--- START Records for processing ---

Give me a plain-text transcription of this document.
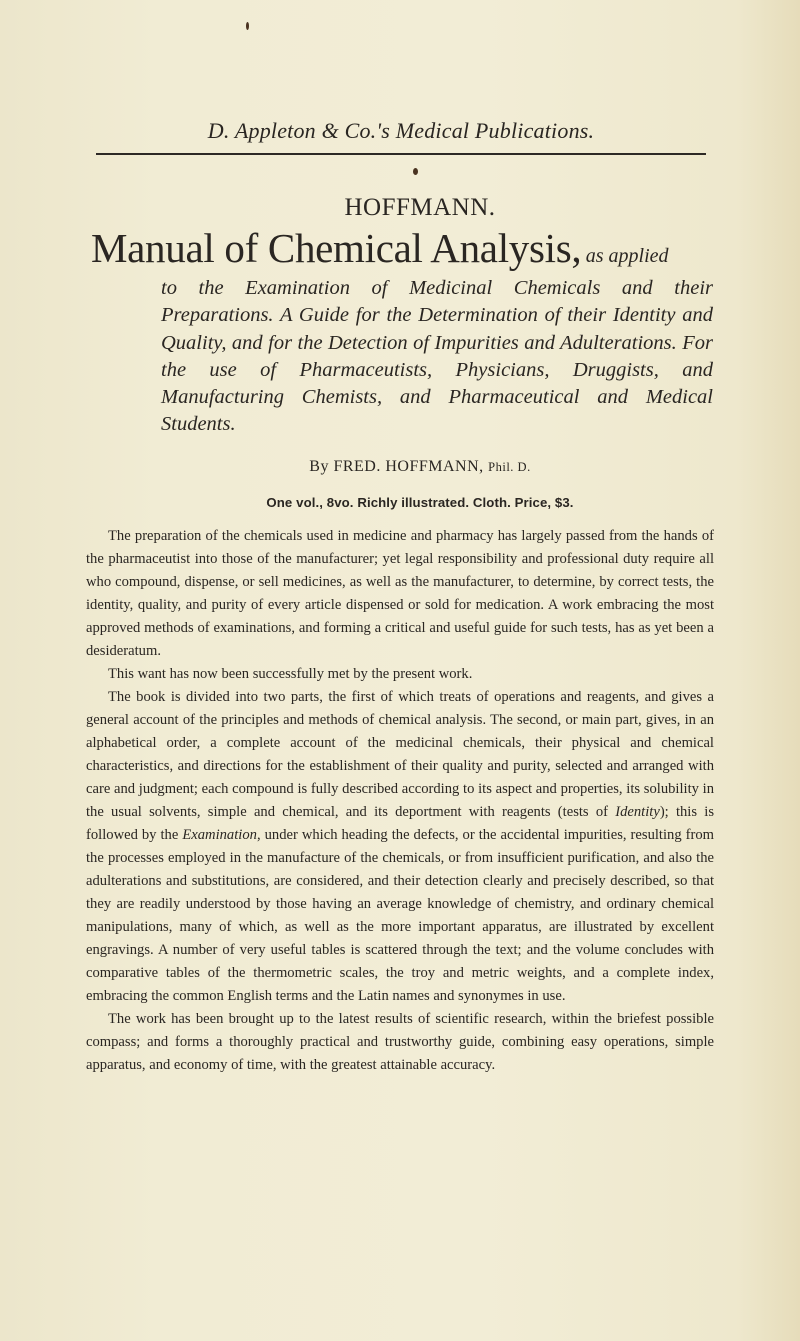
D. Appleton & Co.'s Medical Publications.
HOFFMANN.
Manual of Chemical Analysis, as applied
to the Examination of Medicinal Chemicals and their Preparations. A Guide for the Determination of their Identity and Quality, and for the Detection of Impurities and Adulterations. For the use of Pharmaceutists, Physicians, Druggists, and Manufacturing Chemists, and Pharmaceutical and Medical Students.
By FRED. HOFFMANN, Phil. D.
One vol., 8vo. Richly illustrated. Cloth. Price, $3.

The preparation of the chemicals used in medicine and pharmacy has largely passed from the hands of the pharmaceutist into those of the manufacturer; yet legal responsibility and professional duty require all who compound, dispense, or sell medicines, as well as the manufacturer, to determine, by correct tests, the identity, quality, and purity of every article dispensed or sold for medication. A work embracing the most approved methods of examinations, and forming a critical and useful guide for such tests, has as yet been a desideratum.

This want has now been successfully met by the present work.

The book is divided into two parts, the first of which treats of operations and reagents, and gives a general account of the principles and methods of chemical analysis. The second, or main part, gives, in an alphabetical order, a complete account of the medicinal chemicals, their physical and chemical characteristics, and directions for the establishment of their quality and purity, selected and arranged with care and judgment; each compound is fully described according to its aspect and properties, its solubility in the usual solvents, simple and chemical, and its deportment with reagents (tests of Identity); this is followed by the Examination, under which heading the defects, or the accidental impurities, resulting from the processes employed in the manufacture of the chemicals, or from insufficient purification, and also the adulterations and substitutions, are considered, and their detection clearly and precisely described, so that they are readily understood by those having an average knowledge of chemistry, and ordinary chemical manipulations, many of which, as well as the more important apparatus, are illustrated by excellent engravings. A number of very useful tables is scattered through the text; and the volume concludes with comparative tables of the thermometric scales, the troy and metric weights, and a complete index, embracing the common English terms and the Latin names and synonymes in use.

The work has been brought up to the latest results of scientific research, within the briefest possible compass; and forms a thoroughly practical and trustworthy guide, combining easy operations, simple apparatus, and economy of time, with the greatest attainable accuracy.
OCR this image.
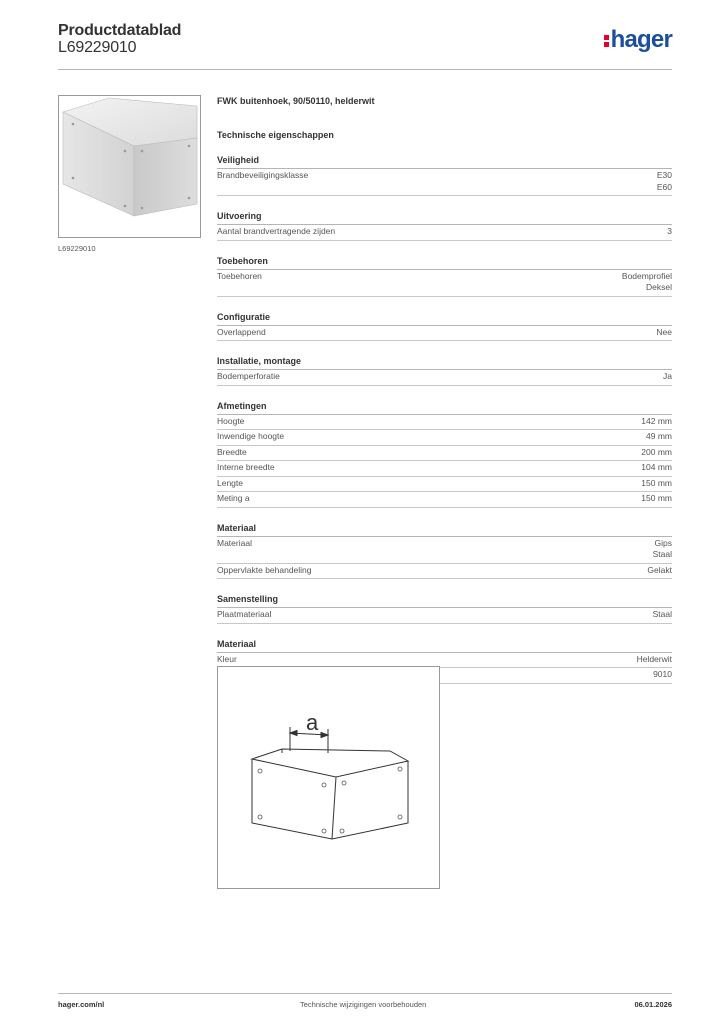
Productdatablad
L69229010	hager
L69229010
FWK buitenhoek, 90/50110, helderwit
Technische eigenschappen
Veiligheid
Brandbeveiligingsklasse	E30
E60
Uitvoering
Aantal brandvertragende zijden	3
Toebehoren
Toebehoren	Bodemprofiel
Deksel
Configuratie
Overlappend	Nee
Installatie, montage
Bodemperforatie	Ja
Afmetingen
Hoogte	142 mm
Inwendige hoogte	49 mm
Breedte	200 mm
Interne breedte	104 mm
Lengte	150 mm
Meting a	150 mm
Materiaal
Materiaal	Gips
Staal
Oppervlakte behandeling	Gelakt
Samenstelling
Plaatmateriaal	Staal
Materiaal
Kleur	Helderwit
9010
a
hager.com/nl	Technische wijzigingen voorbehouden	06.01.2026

--- END Records for processing ---

Repeat the data exactly in full, omitting its pictures.

Give me a plain-text transcription of this document.
D. Appleton & Co.'s Medical Publications.
HOFFMANN.
Manual of Chemical Analysis, as applied
to the Examination of Medicinal Chemicals and their Preparations. A Guide for the Determination of their Identity and Quality, and for the Detection of Impurities and Adulterations. For the use of Pharmaceutists, Physicians, Druggists, and Manufacturing Chemists, and Pharmaceutical and Medical Students.
By FRED. HOFFMANN, Phil. D.
One vol., 8vo. Richly illustrated. Cloth. Price, $3.

The preparation of the chemicals used in medicine and pharmacy has largely passed from the hands of the pharmaceutist into those of the manufacturer; yet legal responsibility and professional duty require all who compound, dispense, or sell medicines, as well as the manufacturer, to determine, by correct tests, the identity, quality, and purity of every article dispensed or sold for medication. A work embracing the most approved methods of examinations, and forming a critical and useful guide for such tests, has as yet been a desideratum.

This want has now been successfully met by the present work.

The book is divided into two parts, the first of which treats of operations and reagents, and gives a general account of the principles and methods of chemical analysis. The second, or main part, gives, in an alphabetical order, a complete account of the medicinal chemicals, their physical and chemical characteristics, and directions for the establishment of their quality and purity, selected and arranged with care and judgment; each compound is fully described according to its aspect and properties, its solubility in the usual solvents, simple and chemical, and its deportment with reagents (tests of Identity); this is followed by the Examination, under which heading the defects, or the accidental impurities, resulting from the processes employed in the manufacture of the chemicals, or from insufficient purification, and also the adulterations and substitutions, are considered, and their detection clearly and precisely described, so that they are readily understood by those having an average knowledge of chemistry, and ordinary chemical manipulations, many of which, as well as the more important apparatus, are illustrated by excellent engravings. A number of very useful tables is scattered through the text; and the volume concludes with comparative tables of the thermometric scales, the troy and metric weights, and a complete index, embracing the common English terms and the Latin names and synonymes in use.

The work has been brought up to the latest results of scientific research, within the briefest possible compass; and forms a thoroughly practical and trustworthy guide, combining easy operations, simple apparatus, and economy of time, with the greatest attainable accuracy.
OCR this image.
Productdatablad
L69229010	hager
L69229010
FWK buitenhoek, 90/50110, helderwit
Technische eigenschappen
Veiligheid
Brandbeveiligingsklasse	E30
E60
Uitvoering
Aantal brandvertragende zijden	3
Toebehoren
Toebehoren	Bodemprofiel
Deksel
Configuratie
Overlappend	Nee
Installatie, montage
Bodemperforatie	Ja
Afmetingen
Hoogte	142 mm
Inwendige hoogte	49 mm
Breedte	200 mm
Interne breedte	104 mm
Lengte	150 mm
Meting a	150 mm
Materiaal
Materiaal	Gips
Staal
Oppervlakte behandeling	Gelakt
Samenstelling
Plaatmateriaal	Staal
Materiaal
Kleur	Helderwit
9010
a
hager.com/nl	Technische wijzigingen voorbehouden	06.01.2026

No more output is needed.